GIVEN TASK: Go through the listing and write out all of it exactly.

EXTRACTED RECORDS:
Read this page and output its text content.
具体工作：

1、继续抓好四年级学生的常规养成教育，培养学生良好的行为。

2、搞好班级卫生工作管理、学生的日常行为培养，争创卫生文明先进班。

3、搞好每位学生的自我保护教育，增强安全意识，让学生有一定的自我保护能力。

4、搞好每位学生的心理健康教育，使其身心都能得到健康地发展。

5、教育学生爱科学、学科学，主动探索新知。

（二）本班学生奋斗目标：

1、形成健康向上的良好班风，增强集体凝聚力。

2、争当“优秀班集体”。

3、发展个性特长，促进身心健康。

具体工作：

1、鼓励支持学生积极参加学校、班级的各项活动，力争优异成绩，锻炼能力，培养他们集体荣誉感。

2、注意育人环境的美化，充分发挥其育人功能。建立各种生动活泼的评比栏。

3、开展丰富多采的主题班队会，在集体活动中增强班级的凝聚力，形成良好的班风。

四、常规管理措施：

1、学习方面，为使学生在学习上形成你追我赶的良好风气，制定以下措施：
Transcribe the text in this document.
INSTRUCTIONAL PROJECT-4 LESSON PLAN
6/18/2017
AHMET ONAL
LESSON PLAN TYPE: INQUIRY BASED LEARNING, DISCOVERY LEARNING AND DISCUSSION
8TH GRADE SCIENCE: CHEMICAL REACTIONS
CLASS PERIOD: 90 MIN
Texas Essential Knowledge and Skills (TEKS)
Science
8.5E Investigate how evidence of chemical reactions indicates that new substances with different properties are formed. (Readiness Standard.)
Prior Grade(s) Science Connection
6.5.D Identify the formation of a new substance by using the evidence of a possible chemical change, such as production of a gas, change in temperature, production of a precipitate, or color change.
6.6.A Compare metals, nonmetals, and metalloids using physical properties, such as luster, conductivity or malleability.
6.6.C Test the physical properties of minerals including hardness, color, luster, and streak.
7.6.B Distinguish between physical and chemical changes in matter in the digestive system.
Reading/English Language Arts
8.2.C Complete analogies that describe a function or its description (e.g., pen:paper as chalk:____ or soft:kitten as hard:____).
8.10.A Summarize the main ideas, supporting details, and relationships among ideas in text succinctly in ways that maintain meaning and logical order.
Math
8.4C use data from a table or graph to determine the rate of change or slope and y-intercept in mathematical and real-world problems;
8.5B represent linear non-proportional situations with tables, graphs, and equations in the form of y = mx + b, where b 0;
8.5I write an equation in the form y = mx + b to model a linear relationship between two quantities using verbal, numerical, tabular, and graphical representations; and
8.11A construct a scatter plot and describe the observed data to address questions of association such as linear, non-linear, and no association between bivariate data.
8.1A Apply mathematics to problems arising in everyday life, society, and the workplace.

RESPONSE:
Read this page and output its text content.
具体工作：

1、继续抓好四年级学生的常规养成教育，培养学生良好的行为。

2、搞好班级卫生工作管理、学生的日常行为培养，争创卫生文明先进班。

3、搞好每位学生的自我保护教育，增强安全意识，让学生有一定的自我保护能力。

4、搞好每位学生的心理健康教育，使其身心都能得到健康地发展。

5、教育学生爱科学、学科学，主动探索新知。

（二）本班学生奋斗目标：

1、形成健康向上的良好班风，增强集体凝聚力。

2、争当“优秀班集体”。

3、发展个性特长，促进身心健康。

具体工作：

1、鼓励支持学生积极参加学校、班级的各项活动，力争优异成绩，锻炼能力，培养他们集体荣誉感。

2、注意育人环境的美化，充分发挥其育人功能。建立各种生动活泼的评比栏。

3、开展丰富多采的主题班队会，在集体活动中增强班级的凝聚力，形成良好的班风。

四、常规管理措施：

1、学习方面，为使学生在学习上形成你追我赶的良好风气，制定以下措施：
Transcribe the text in this document.
INSTRUCTIONAL PROJECT-4 LESSON PLAN
6/18/2017
AHMET ONAL
LESSON PLAN TYPE: INQUIRY BASED LEARNING, DISCOVERY LEARNING AND DISCUSSION
8TH GRADE SCIENCE: CHEMICAL REACTIONS
CLASS PERIOD: 90 MIN
Texas Essential Knowledge and Skills (TEKS)
Science
8.5E Investigate how evidence of chemical reactions indicates that new substances with different properties are formed. (Readiness Standard.)
Prior Grade(s) Science Connection
6.5.D Identify the formation of a new substance by using the evidence of a possible chemical change, such as production of a gas, change in temperature, production of a precipitate, or color change.
6.6.A Compare metals, nonmetals, and metalloids using physical properties, such as luster, conductivity or malleability.
6.6.C Test the physical properties of minerals including hardness, color, luster, and streak.
7.6.B Distinguish between physical and chemical changes in matter in the digestive system.
Reading/English Language Arts
8.2.C Complete analogies that describe a function or its description (e.g., pen:paper as chalk:____ or soft:kitten as hard:____).
8.10.A Summarize the main ideas, supporting details, and relationships among ideas in text succinctly in ways that maintain meaning and logical order.
Math
8.4C use data from a table or graph to determine the rate of change or slope and y-intercept in mathematical and real-world problems;
8.5B represent linear non-proportional situations with tables, graphs, and equations in the form of y = mx + b, where b 0;
8.5I write an equation in the form y = mx + b to model a linear relationship between two quantities using verbal, numerical, tabular, and graphical representations; and
8.11A construct a scatter plot and describe the observed data to address questions of association such as linear, non-linear, and no association between bivariate data.
8.1A Apply mathematics to problems arising in everyday life, society, and the workplace.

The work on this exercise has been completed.